STATED EXERCISE: Write out every line of the material as it stands, apart from the pictures.

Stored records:

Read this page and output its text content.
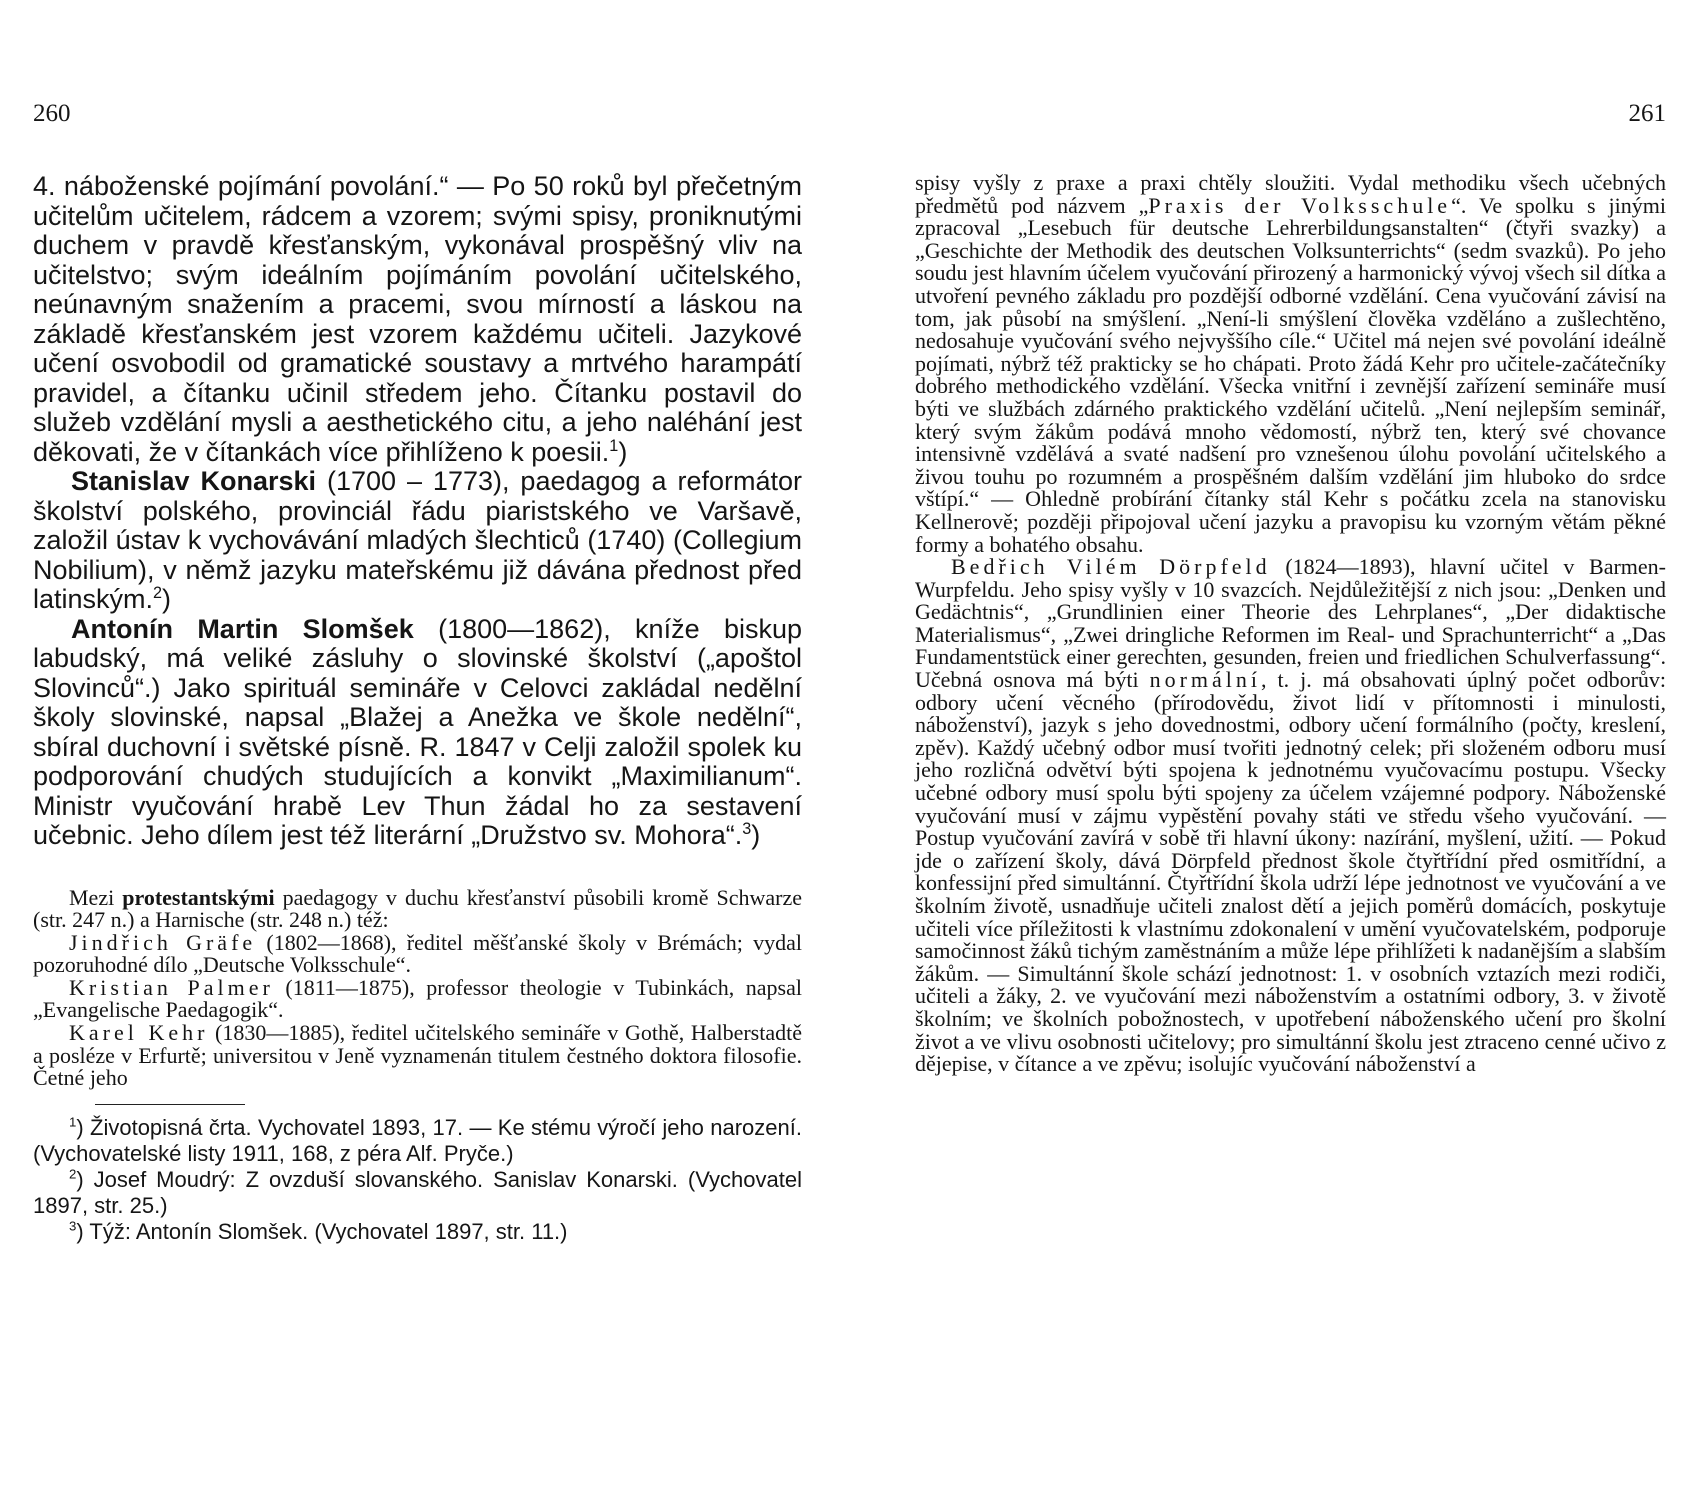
260

4. náboženské pojímání povolání.“ — Po 50 roků byl přečetným učitelům učitelem, rádcem a vzorem; svými spisy, proniknutými duchem v pravdě křesťanským, vykonával prospěšný vliv na učitelstvo; svým ideálním pojímáním povolání učitelského, neúnavným snažením a pracemi, svou mírností a láskou na základě křesťanském jest vzorem každému učiteli. Jazykové učení osvobodil od gramatické soustavy a mrtvého harampátí pravidel, a čítanku učinil středem jeho. Čítanku postavil do služeb vzdělání mysli a aesthetického citu, a jeho naléhání jest děkovati, že v čítankách více přihlíženo k poesii.$^1$)

Stanislav Konarski (1700 – 1773), paedagog a reformátor školství polského, provinciál řádu piaristského ve Varšavě, založil ústav k vychovávání mladých šlechticů (1740) (Collegium Nobilium), v němž jazyku mateřskému již dávána přednost před latinským.$^2$)

Antonín Martin Slomšek (1800—1862), kníže biskup labudský, má veliké zásluhy o slovinské školství („apoštol Slovinců“.) Jako spirituál semináře v Celovci zakládal nedělní školy slovinské, napsal „Blažej a Anežka ve škole nedělní“, sbíral duchovní i světské písně. R. 1847 v Celji založil spolek ku podporování chudých studujících a konvikt „Maximilianum“. Ministr vyučování hrabě Lev Thun žádal ho za sestavení učebnic. Jeho dílem jest též literární „Družstvo sv. Mohora“.$^3$)

Mezi protestantskými paedagogy v duchu křesťanství působili kromě Schwarze (str. 247 n.) a Harnische (str. 248 n.) též:

Jindřich Gräfe (1802—1868), ředitel měšťanské školy v Brémách; vydal pozoruhodné dílo „Deutsche Volksschule“.

Kristian Palmer (1811—1875), professor theologie v Tubinkách, napsal „Evangelische Paedagogik“.

Karel Kehr (1830—1885), ředitel učitelského semináře v Gothě, Halberstadtě a posléze v Erfurtě; universitou v Jeně vyznamenán titulem čestného doktora filosofie. Četné jeho

$^1$) Životopisná črta. Vychovatel 1893, 17. — Ke stému výročí jeho narození. (Vychovatelské listy 1911, 168, z péra Alf. Pryče.)

$^2$) Josef Moudrý: Z ovzduší slovanského. Sanislav Konarski. (Vychovatel 1897, str. 25.)

$^3$) Týž: Antonín Slomšek. (Vychovatel 1897, str. 11.)

261

spisy vyšly z praxe a praxi chtěly sloužiti. Vydal methodiku všech učebných předmětů pod názvem „Praxis der Volksschule“. Ve spolku s jinými zpracoval „Lesebuch für deutsche Lehrerbildungsanstalten“ (čtyři svazky) a „Geschichte der Methodik des deutschen Volksunterrichts“ (sedm svazků). Po jeho soudu jest hlavním účelem vyučování přirozený a harmonický vývoj všech sil dítka a utvoření pevného základu pro pozdější odborné vzdělání. Cena vyučování závisí na tom, jak působí na smýšlení. „Není-li smýšlení člověka vzděláno a zušlechtěno, nedosahuje vyučování svého nejvyššího cíle.“ Učitel má nejen své povolání ideálně pojímati, nýbrž též prakticky se ho chápati. Proto žádá Kehr pro učitele-začátečníky dobrého methodického vzdělání. Všecka vnitřní i zevnější zařízení semináře musí býti ve službách zdárného praktického vzdělání učitelů. „Není nejlepším seminář, který svým žákům podává mnoho vědomostí, nýbrž ten, který své chovance intensivně vzdělává a svaté nadšení pro vznešenou úlohu povolání učitelského a živou touhu po rozumném a prospěšném dalším vzdělání jim hluboko do srdce vštípí.“ — Ohledně probírání čítanky stál Kehr s počátku zcela na stanovisku Kellnerově; později připojoval učení jazyku a pravopisu ku vzorným větám pěkné formy a bohatého obsahu.

Bedřich Vilém Dörpfeld (1824—1893), hlavní učitel v Barmen-Wurpfeldu. Jeho spisy vyšly v 10 svazcích. Nejdůležitější z nich jsou: „Denken und Gedächtnis“, „Grundlinien einer Theorie des Lehrplanes“, „Der didaktische Materialismus“, „Zwei dringliche Reformen im Real- und Sprachunterricht“ a „Das Fundamentstück einer gerechten, gesunden, freien und friedlichen Schulverfassung“. Učebná osnova má býti normální, t. j. má obsahovati úplný počet odborův: odbory učení věcného (přírodovědu, život lidí v přítomnosti i minulosti, náboženství), jazyk s jeho dovednostmi, odbory učení formálního (počty, kreslení, zpěv). Každý učebný odbor musí tvořiti jednotný celek; při složeném odboru musí jeho rozličná odvětví býti spojena k jednotnému vyučovacímu postupu. Všecky učebné odbory musí spolu býti spojeny za účelem vzájemné podpory. Náboženské vyučování musí v zájmu vypěstění povahy státi ve středu všeho vyučování. — Postup vyučování zavírá v sobě tři hlavní úkony: nazírání, myšlení, užití. — Pokud jde o zařízení školy, dává Dörpfeld přednost škole čtyřtřídní před osmitřídní, a konfessijní před simultánní. Čtyřtřídní škola udrží lépe jednotnost ve vyučování a ve školním životě, usnadňuje učiteli znalost dětí a jejich poměrů domácích, poskytuje učiteli více příležitosti k vlastnímu zdokonalení v umění vyučovatelském, podporuje samočinnost žáků tichým zaměstnáním a může lépe přihlížeti k nadanějším a slabším žákům. — Simultánní škole schází jednotnost: 1. v osobních vztazích mezi rodiči, učiteli a žáky, 2. ve vyučování mezi náboženstvím a ostatními odbory, 3. v životě školním; ve školních pobožnostech, v upotřebení náboženského učení pro školní život a ve vlivu osobnosti učitelovy; pro simultánní školu jest ztraceno cenné učivo z dějepise, v čítance a ve zpěvu; isolujíc vyučování náboženství a
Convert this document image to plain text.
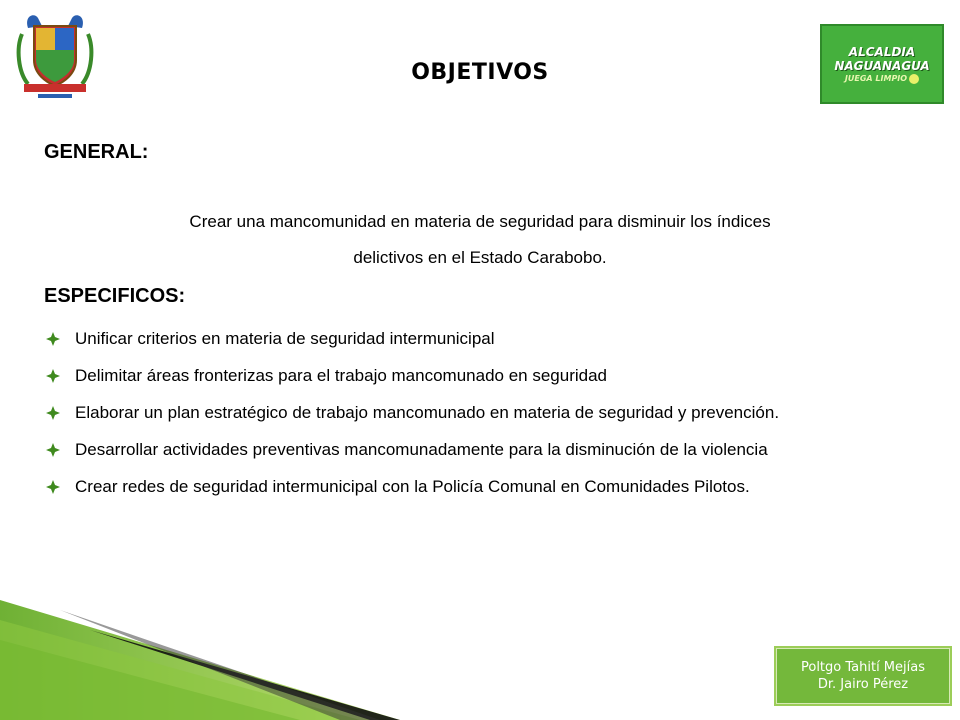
ALCALDIA
NAGUANAGUA
JUEGA LIMPIO
OBJETIVOS
GENERAL:
Crear una mancomunidad en materia de seguridad para disminuir los índices
delictivos en el Estado Carabobo.
ESPECIFICOS:
Unificar criterios en materia de seguridad intermunicipal
Delimitar áreas fronterizas para el trabajo mancomunado en seguridad
Elaborar un plan estratégico de trabajo mancomunado en materia de seguridad y prevención.
Desarrollar actividades preventivas mancomunadamente para la disminución de la violencia
Crear redes de seguridad intermunicipal con la Policía Comunal en Comunidades Pilotos.
Poltgo Tahití Mejías
Dr. Jairo Pérez
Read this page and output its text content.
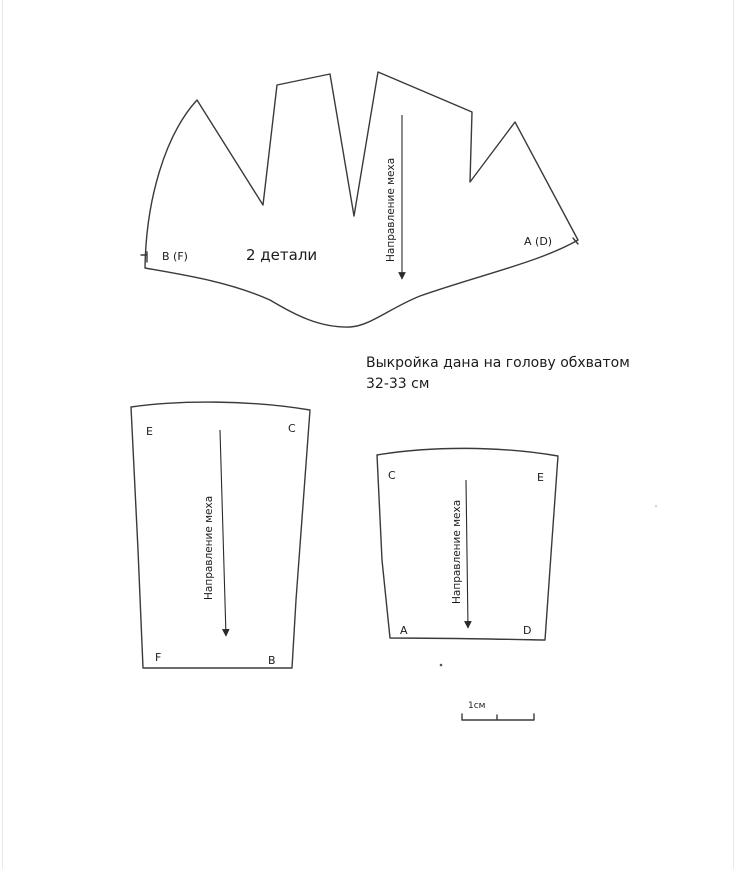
B (F)
A (D)
2 детали	Направление меха
Выкройка дана на голову обхватом
32-33 см
E	C
F	B
Направление меха
C	E
A	D
Направление меха
1см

ANSWER TO THIS EXERCISE:
Read this page and output its text content.
260

4. náboženské pojímání povolání.“ — Po 50 roků byl přečetným učitelům učitelem, rádcem a vzorem; svými spisy, proniknutými duchem v pravdě křesťanským, vykonával prospěšný vliv na učitelstvo; svým ideálním pojímáním povolání učitelského, neúnavným snažením a pracemi, svou mírností a láskou na základě křesťanském jest vzorem každému učiteli. Jazykové učení osvobodil od gramatické soustavy a mrtvého harampátí pravidel, a čítanku učinil středem jeho. Čítanku postavil do služeb vzdělání mysli a aesthetického citu, a jeho naléhání jest děkovati, že v čítankách více přihlíženo k poesii.$^1$)

Stanislav Konarski (1700 – 1773), paedagog a reformátor školství polského, provinciál řádu piaristského ve Varšavě, založil ústav k vychovávání mladých šlechticů (1740) (Collegium Nobilium), v němž jazyku mateřskému již dávána přednost před latinským.$^2$)

Antonín Martin Slomšek (1800—1862), kníže biskup labudský, má veliké zásluhy o slovinské školství („apoštol Slovinců“.) Jako spirituál semináře v Celovci zakládal nedělní školy slovinské, napsal „Blažej a Anežka ve škole nedělní“, sbíral duchovní i světské písně. R. 1847 v Celji založil spolek ku podporování chudých studujících a konvikt „Maximilianum“. Ministr vyučování hrabě Lev Thun žádal ho za sestavení učebnic. Jeho dílem jest též literární „Družstvo sv. Mohora“.$^3$)

Mezi protestantskými paedagogy v duchu křesťanství působili kromě Schwarze (str. 247 n.) a Harnische (str. 248 n.) též:

Jindřich Gräfe (1802—1868), ředitel měšťanské školy v Brémách; vydal pozoruhodné dílo „Deutsche Volksschule“.

Kristian Palmer (1811—1875), professor theologie v Tubinkách, napsal „Evangelische Paedagogik“.

Karel Kehr (1830—1885), ředitel učitelského semináře v Gothě, Halberstadtě a posléze v Erfurtě; universitou v Jeně vyznamenán titulem čestného doktora filosofie. Četné jeho

$^1$) Životopisná črta. Vychovatel 1893, 17. — Ke stému výročí jeho narození. (Vychovatelské listy 1911, 168, z péra Alf. Pryče.)

$^2$) Josef Moudrý: Z ovzduší slovanského. Sanislav Konarski. (Vychovatel 1897, str. 25.)

$^3$) Týž: Antonín Slomšek. (Vychovatel 1897, str. 11.)

261

spisy vyšly z praxe a praxi chtěly sloužiti. Vydal methodiku všech učebných předmětů pod názvem „Praxis der Volksschule“. Ve spolku s jinými zpracoval „Lesebuch für deutsche Lehrerbildungsanstalten“ (čtyři svazky) a „Geschichte der Methodik des deutschen Volksunterrichts“ (sedm svazků). Po jeho soudu jest hlavním účelem vyučování přirozený a harmonický vývoj všech sil dítka a utvoření pevného základu pro pozdější odborné vzdělání. Cena vyučování závisí na tom, jak působí na smýšlení. „Není-li smýšlení člověka vzděláno a zušlechtěno, nedosahuje vyučování svého nejvyššího cíle.“ Učitel má nejen své povolání ideálně pojímati, nýbrž též prakticky se ho chápati. Proto žádá Kehr pro učitele-začátečníky dobrého methodického vzdělání. Všecka vnitřní i zevnější zařízení semináře musí býti ve službách zdárného praktického vzdělání učitelů. „Není nejlepším seminář, který svým žákům podává mnoho vědomostí, nýbrž ten, který své chovance intensivně vzdělává a svaté nadšení pro vznešenou úlohu povolání učitelského a živou touhu po rozumném a prospěšném dalším vzdělání jim hluboko do srdce vštípí.“ — Ohledně probírání čítanky stál Kehr s počátku zcela na stanovisku Kellnerově; později připojoval učení jazyku a pravopisu ku vzorným větám pěkné formy a bohatého obsahu.

Bedřich Vilém Dörpfeld (1824—1893), hlavní učitel v Barmen-Wurpfeldu. Jeho spisy vyšly v 10 svazcích. Nejdůležitější z nich jsou: „Denken und Gedächtnis“, „Grundlinien einer Theorie des Lehrplanes“, „Der didaktische Materialismus“, „Zwei dringliche Reformen im Real- und Sprachunterricht“ a „Das Fundamentstück einer gerechten, gesunden, freien und friedlichen Schulverfassung“. Učebná osnova má býti normální, t. j. má obsahovati úplný počet odborův: odbory učení věcného (přírodovědu, život lidí v přítomnosti i minulosti, náboženství), jazyk s jeho dovednostmi, odbory učení formálního (počty, kreslení, zpěv). Každý učebný odbor musí tvořiti jednotný celek; při složeném odboru musí jeho rozličná odvětví býti spojena k jednotnému vyučovacímu postupu. Všecky učebné odbory musí spolu býti spojeny za účelem vzájemné podpory. Náboženské vyučování musí v zájmu vypěstění povahy státi ve středu všeho vyučování. — Postup vyučování zavírá v sobě tři hlavní úkony: nazírání, myšlení, užití. — Pokud jde o zařízení školy, dává Dörpfeld přednost škole čtyřtřídní před osmitřídní, a konfessijní před simultánní. Čtyřtřídní škola udrží lépe jednotnost ve vyučování a ve školním životě, usnadňuje učiteli znalost dětí a jejich poměrů domácích, poskytuje učiteli více příležitosti k vlastnímu zdokonalení v umění vyučovatelském, podporuje samočinnost žáků tichým zaměstnáním a může lépe přihlížeti k nadanějším a slabším žákům. — Simultánní škole schází jednotnost: 1. v osobních vztazích mezi rodiči, učiteli a žáky, 2. ve vyučování mezi náboženstvím a ostatními odbory, 3. v životě školním; ve školních pobožnostech, v upotřebení náboženského učení pro školní život a ve vlivu osobnosti učitelovy; pro simultánní školu jest ztraceno cenné učivo z dějepise, v čítance a ve zpěvu; isolujíc vyučování náboženství a
Convert this document image to plain text.
ALCALDIA
NAGUANAGUA
JUEGA LIMPIO
OBJETIVOS
GENERAL:
Crear una mancomunidad en materia de seguridad para disminuir los índices
delictivos en el Estado Carabobo.
ESPECIFICOS:
Unificar criterios en materia de seguridad intermunicipal
Delimitar áreas fronterizas para el trabajo mancomunado en seguridad
Elaborar un plan estratégico de trabajo mancomunado en materia de seguridad y prevención.
Desarrollar actividades preventivas mancomunadamente para la disminución de la violencia
Crear redes de seguridad intermunicipal con la Policía Comunal en Comunidades Pilotos.
Poltgo Tahití Mejías
Dr. Jairo Pérez
Read this page and output its text content.
B (F)
A (D)
2 детали	Направление меха
Выкройка дана на голову обхватом
32-33 см
E	C
F	B
Направление меха
C	E
A	D
Направление меха
1см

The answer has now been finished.